▸ **PROBLEM DESCRIPTION**
Omit all images, then return the remaining material exactly as it stands.

※ ※ ※

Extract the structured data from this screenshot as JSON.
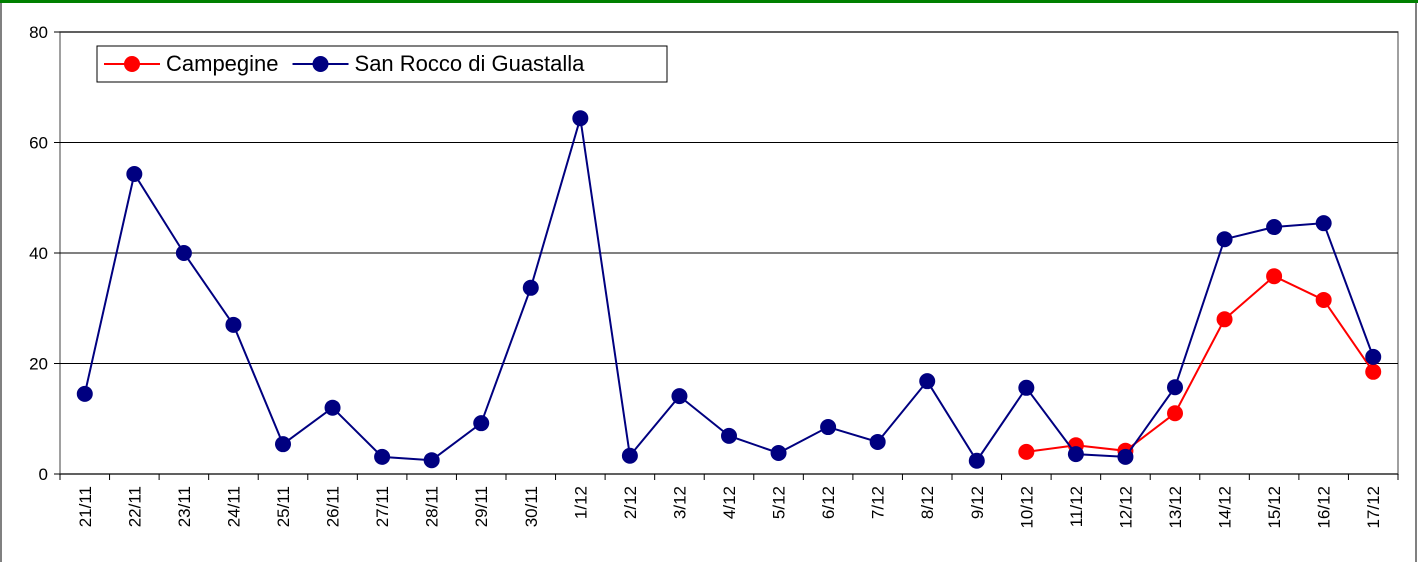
{
  "chart_data": {
    "type": "line",
    "categories": [
      "21/11",
      "22/11",
      "23/11",
      "24/11",
      "25/11",
      "26/11",
      "27/11",
      "28/11",
      "29/11",
      "30/11",
      "1/12",
      "2/12",
      "3/12",
      "4/12",
      "5/12",
      "6/12",
      "7/12",
      "8/12",
      "9/12",
      "10/12",
      "11/12",
      "12/12",
      "13/12",
      "14/12",
      "15/12",
      "16/12",
      "17/12"
    ],
    "series": [
      {
        "name": "Campegine",
        "color": "#ff0000",
        "values": [
          null,
          null,
          null,
          null,
          null,
          null,
          null,
          null,
          null,
          null,
          null,
          null,
          null,
          null,
          null,
          null,
          null,
          null,
          null,
          4,
          5.2,
          4.2,
          11,
          28,
          35.8,
          31.5,
          18.5
        ]
      },
      {
        "name": "San Rocco di Guastalla",
        "color": "#000080",
        "values": [
          14.5,
          54.3,
          40,
          27,
          5.4,
          12,
          3.1,
          2.5,
          9.2,
          33.7,
          64.4,
          3.3,
          14.1,
          6.9,
          3.8,
          8.5,
          5.8,
          16.8,
          2.4,
          15.6,
          3.6,
          3.1,
          15.7,
          42.5,
          44.7,
          45.4,
          21.2
        ]
      }
    ],
    "ylim": [
      0,
      80
    ],
    "yticks": [
      0,
      20,
      40,
      60,
      80
    ],
    "grid": true,
    "legend": "top-left"
  }
}
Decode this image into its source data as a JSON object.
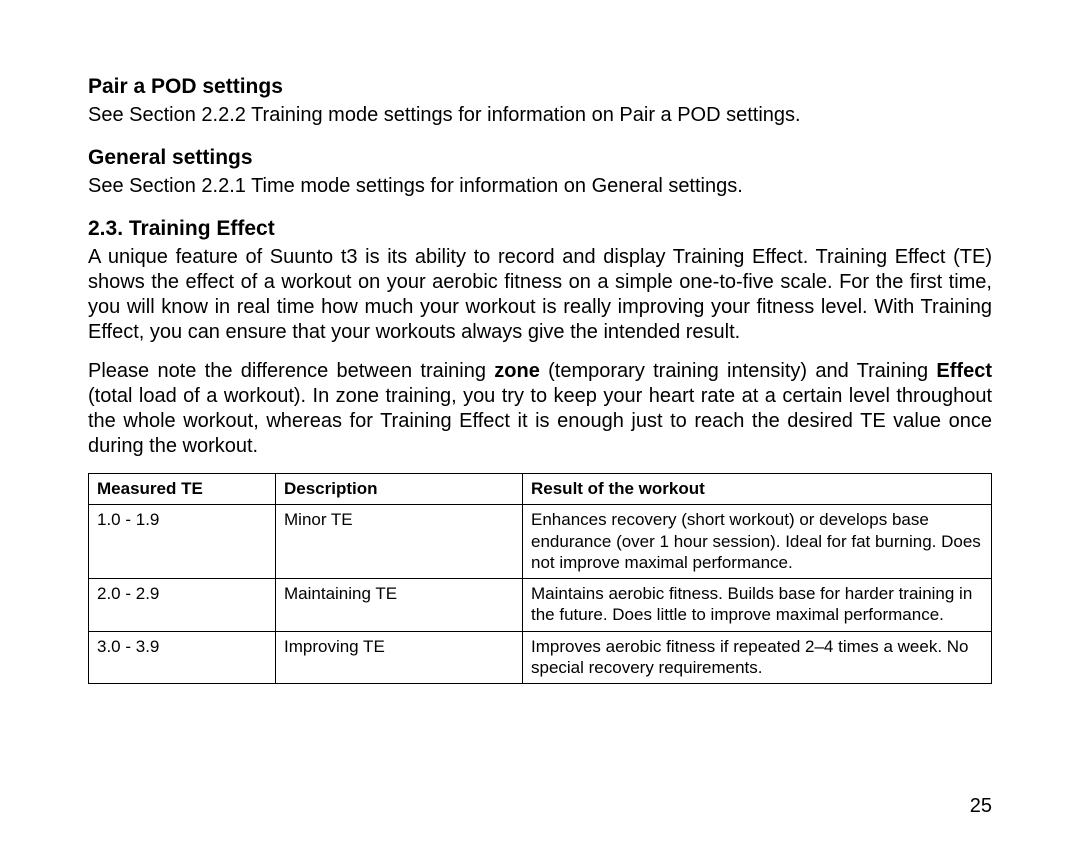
{
  "sections": {
    "pod": {
      "title": "Pair a POD settings",
      "text": "See Section 2.2.2 Training mode settings for information on Pair a POD settings."
    },
    "general": {
      "title": "General settings",
      "text": "See Section 2.2.1 Time mode settings for information on General settings."
    },
    "training_effect": {
      "title": "2.3. Training Effect",
      "p1": "A unique feature of Suunto t3 is its ability to record and display Training Effect. Training Effect (TE) shows the effect of a workout on your aerobic fitness on a simple one-to-five scale. For the first time, you will know in real time how much your workout is really improving your fitness level. With Training Effect, you can ensure that your workouts always give the intended result.",
      "p2_pre": "Please note the difference between training ",
      "p2_b1": "zone",
      "p2_mid": " (temporary training intensity) and Training ",
      "p2_b2": "Effect",
      "p2_post": " (total load of a workout). In zone training, you try to keep your heart rate at a certain level throughout the whole workout, whereas for Training Effect it is enough just to reach the desired TE value once during the workout."
    }
  },
  "table": {
    "columns": [
      "Measured TE",
      "Description",
      "Result of the workout"
    ],
    "rows": [
      [
        "1.0 - 1.9",
        "Minor TE",
        "Enhances recovery (short workout) or develops base endurance (over 1 hour session). Ideal for fat burning. Does not improve maximal performance."
      ],
      [
        "2.0 - 2.9",
        "Maintaining TE",
        "Maintains aerobic fitness. Builds base for harder training in the future. Does little to improve maximal performance."
      ],
      [
        "3.0 - 3.9",
        "Improving TE",
        "Improves aerobic fitness if repeated 2–4 times a week. No special recovery requirements."
      ]
    ]
  },
  "page_number": "25"
}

※ ※ ※

▸ **WRITTEN ANSWER**
Extract the structured data from this screenshot as JSON.
{
  "chart_data": {
    "type": "line",
    "categories": [
      "21/11",
      "22/11",
      "23/11",
      "24/11",
      "25/11",
      "26/11",
      "27/11",
      "28/11",
      "29/11",
      "30/11",
      "1/12",
      "2/12",
      "3/12",
      "4/12",
      "5/12",
      "6/12",
      "7/12",
      "8/12",
      "9/12",
      "10/12",
      "11/12",
      "12/12",
      "13/12",
      "14/12",
      "15/12",
      "16/12",
      "17/12"
    ],
    "series": [
      {
        "name": "Campegine",
        "color": "#ff0000",
        "values": [
          null,
          null,
          null,
          null,
          null,
          null,
          null,
          null,
          null,
          null,
          null,
          null,
          null,
          null,
          null,
          null,
          null,
          null,
          null,
          4,
          5.2,
          4.2,
          11,
          28,
          35.8,
          31.5,
          18.5
        ]
      },
      {
        "name": "San Rocco di Guastalla",
        "color": "#000080",
        "values": [
          14.5,
          54.3,
          40,
          27,
          5.4,
          12,
          3.1,
          2.5,
          9.2,
          33.7,
          64.4,
          3.3,
          14.1,
          6.9,
          3.8,
          8.5,
          5.8,
          16.8,
          2.4,
          15.6,
          3.6,
          3.1,
          15.7,
          42.5,
          44.7,
          45.4,
          21.2
        ]
      }
    ],
    "ylim": [
      0,
      80
    ],
    "yticks": [
      0,
      20,
      40,
      60,
      80
    ],
    "grid": true,
    "legend": "top-left"
  }
}
Decode this image into its source data as a JSON object.
{
  "sections": {
    "pod": {
      "title": "Pair a POD settings",
      "text": "See Section 2.2.2 Training mode settings for information on Pair a POD settings."
    },
    "general": {
      "title": "General settings",
      "text": "See Section 2.2.1 Time mode settings for information on General settings."
    },
    "training_effect": {
      "title": "2.3. Training Effect",
      "p1": "A unique feature of Suunto t3 is its ability to record and display Training Effect. Training Effect (TE) shows the effect of a workout on your aerobic fitness on a simple one-to-five scale. For the first time, you will know in real time how much your workout is really improving your fitness level. With Training Effect, you can ensure that your workouts always give the intended result.",
      "p2_pre": "Please note the difference between training ",
      "p2_b1": "zone",
      "p2_mid": " (temporary training intensity) and Training ",
      "p2_b2": "Effect",
      "p2_post": " (total load of a workout). In zone training, you try to keep your heart rate at a certain level throughout the whole workout, whereas for Training Effect it is enough just to reach the desired TE value once during the workout."
    }
  },
  "table": {
    "columns": [
      "Measured TE",
      "Description",
      "Result of the workout"
    ],
    "rows": [
      [
        "1.0 - 1.9",
        "Minor TE",
        "Enhances recovery (short workout) or develops base endurance (over 1 hour session). Ideal for fat burning. Does not improve maximal performance."
      ],
      [
        "2.0 - 2.9",
        "Maintaining TE",
        "Maintains aerobic fitness. Builds base for harder training in the future. Does little to improve maximal performance."
      ],
      [
        "3.0 - 3.9",
        "Improving TE",
        "Improves aerobic fitness if repeated 2–4 times a week. No special recovery requirements."
      ]
    ]
  },
  "page_number": "25"
}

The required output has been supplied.